Items listed in a dataset
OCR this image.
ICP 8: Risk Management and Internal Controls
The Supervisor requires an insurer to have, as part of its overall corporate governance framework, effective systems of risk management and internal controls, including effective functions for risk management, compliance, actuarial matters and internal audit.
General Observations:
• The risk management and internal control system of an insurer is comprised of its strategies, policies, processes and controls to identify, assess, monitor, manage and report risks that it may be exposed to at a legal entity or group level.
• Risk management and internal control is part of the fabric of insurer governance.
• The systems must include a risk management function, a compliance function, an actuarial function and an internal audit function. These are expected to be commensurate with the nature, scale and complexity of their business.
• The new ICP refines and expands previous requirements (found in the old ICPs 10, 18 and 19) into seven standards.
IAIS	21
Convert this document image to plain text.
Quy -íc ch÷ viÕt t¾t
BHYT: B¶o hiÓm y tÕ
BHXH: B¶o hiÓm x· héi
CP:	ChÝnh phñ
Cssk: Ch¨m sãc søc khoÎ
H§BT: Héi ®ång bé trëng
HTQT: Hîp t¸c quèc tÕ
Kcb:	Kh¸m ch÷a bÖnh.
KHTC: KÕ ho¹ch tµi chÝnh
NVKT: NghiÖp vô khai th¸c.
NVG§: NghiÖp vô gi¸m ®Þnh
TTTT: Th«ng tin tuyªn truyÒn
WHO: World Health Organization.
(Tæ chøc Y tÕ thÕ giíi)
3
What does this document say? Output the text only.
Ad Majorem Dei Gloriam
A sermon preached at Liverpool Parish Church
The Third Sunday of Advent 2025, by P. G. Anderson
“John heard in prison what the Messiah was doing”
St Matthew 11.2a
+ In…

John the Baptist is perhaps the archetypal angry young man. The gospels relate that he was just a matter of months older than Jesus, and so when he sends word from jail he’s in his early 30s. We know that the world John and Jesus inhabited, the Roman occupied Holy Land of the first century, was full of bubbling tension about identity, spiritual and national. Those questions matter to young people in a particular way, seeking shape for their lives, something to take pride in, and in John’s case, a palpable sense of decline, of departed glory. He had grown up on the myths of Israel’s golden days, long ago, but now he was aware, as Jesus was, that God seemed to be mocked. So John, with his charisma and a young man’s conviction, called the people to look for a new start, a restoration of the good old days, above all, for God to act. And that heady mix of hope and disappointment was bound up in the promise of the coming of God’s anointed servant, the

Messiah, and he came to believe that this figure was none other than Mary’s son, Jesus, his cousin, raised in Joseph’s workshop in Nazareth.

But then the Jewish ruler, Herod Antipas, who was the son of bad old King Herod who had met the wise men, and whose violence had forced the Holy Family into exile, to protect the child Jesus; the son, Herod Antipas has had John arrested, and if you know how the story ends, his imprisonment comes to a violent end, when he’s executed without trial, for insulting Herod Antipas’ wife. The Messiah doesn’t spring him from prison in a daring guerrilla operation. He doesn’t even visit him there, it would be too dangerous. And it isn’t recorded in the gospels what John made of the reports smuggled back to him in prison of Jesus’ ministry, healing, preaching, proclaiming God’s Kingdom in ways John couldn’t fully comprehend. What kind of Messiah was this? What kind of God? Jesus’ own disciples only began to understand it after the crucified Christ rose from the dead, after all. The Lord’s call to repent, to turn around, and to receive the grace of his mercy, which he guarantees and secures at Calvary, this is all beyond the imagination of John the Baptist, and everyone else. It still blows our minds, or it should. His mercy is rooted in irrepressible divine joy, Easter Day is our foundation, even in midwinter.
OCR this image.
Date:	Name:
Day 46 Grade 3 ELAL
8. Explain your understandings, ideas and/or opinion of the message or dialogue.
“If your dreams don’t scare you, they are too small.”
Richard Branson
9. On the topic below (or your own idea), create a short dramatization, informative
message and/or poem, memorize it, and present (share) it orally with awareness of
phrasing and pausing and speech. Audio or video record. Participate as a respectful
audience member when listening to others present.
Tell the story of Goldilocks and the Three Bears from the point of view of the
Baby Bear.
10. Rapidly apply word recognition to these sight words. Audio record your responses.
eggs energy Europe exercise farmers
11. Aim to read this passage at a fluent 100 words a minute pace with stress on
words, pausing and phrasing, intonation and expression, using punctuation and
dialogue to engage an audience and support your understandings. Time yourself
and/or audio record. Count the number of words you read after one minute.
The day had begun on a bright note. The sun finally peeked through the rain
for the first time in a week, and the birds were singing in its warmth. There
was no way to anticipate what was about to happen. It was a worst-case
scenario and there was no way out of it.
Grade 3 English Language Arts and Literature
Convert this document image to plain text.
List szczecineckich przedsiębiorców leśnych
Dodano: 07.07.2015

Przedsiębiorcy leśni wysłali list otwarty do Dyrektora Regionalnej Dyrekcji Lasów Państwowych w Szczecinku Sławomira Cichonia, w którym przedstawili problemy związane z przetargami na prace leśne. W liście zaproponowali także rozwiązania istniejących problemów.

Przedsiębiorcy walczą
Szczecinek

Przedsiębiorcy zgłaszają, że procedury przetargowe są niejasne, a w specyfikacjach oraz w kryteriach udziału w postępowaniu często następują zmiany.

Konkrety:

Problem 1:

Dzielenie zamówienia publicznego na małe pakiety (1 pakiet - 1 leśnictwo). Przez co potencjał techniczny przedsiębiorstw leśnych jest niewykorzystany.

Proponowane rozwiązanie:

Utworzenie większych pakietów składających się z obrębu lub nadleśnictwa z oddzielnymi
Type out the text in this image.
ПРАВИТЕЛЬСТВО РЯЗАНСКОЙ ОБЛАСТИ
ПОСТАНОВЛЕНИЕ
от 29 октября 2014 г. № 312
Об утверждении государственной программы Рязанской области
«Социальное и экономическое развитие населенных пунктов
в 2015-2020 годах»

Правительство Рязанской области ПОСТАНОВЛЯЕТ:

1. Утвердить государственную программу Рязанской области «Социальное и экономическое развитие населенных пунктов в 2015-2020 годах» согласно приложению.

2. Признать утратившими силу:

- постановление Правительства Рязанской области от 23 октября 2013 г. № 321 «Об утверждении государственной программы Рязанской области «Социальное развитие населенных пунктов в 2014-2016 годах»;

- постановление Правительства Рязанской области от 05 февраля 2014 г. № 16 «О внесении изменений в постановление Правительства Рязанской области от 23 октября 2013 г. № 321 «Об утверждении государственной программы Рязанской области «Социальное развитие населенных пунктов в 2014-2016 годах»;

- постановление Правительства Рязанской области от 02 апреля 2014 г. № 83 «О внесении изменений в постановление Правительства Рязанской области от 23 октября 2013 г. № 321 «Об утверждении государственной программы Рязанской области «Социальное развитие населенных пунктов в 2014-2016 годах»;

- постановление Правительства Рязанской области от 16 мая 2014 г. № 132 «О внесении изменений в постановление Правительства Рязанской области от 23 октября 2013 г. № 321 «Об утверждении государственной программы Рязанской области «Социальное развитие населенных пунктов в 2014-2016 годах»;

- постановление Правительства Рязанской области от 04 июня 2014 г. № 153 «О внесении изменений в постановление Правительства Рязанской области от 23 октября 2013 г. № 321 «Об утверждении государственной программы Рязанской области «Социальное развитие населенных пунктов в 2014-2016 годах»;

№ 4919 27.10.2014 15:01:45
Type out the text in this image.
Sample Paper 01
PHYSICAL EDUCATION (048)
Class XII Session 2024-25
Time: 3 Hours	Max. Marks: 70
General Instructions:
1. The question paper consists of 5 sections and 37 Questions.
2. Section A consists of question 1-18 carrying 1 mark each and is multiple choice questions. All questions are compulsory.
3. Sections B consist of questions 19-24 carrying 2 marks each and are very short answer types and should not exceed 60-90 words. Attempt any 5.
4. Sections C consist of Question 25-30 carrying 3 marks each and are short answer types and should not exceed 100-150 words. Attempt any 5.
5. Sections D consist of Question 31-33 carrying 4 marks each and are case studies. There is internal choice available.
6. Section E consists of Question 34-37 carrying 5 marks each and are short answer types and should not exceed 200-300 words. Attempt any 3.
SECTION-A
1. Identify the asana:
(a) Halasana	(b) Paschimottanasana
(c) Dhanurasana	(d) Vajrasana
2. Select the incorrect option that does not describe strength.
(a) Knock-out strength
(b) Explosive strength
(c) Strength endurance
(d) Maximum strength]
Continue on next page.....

§ Stated goal
Working from the entries above, return all lines that contain "утверждении".

§ Reply
Об утверждении государственной программы Рязанской области
- постановление Правительства Рязанской области от 23 октября 2013 г. № 321 «Об утверждении государственной программы Рязанской области «Социальное развитие населенных пунктов в 2014-2016 годах»;
- постановление Правительства Рязанской области от 05 февраля 2014 г. № 16 «О внесении изменений в постановление Правительства Рязанской области от 23 октября 2013 г. № 321 «Об утверждении государственной программы Рязанской области «Социальное развитие населенных пунктов в 2014-2016 годах»;
- постановление Правительства Рязанской области от 02 апреля 2014 г. № 83 «О внесении изменений в постановление Правительства Рязанской области от 23 октября 2013 г. № 321 «Об утверждении государственной программы Рязанской области «Социальное развитие населенных пунктов в 2014-2016 годах»;
- постановление Правительства Рязанской области от 16 мая 2014 г. № 132 «О внесении изменений в постановление Правительства Рязанской области от 23 октября 2013 г. № 321 «Об утверждении государственной программы Рязанской области «Социальное развитие населенных пунктов в 2014-2016 годах»;
- постановление Правительства Рязанской области от 04 июня 2014 г. № 153 «О внесении изменений в постановление Правительства Рязанской области от 23 октября 2013 г. № 321 «Об утверждении государственной программы Рязанской области «Социальное развитие населенных пунктов в 2014-2016 годах»;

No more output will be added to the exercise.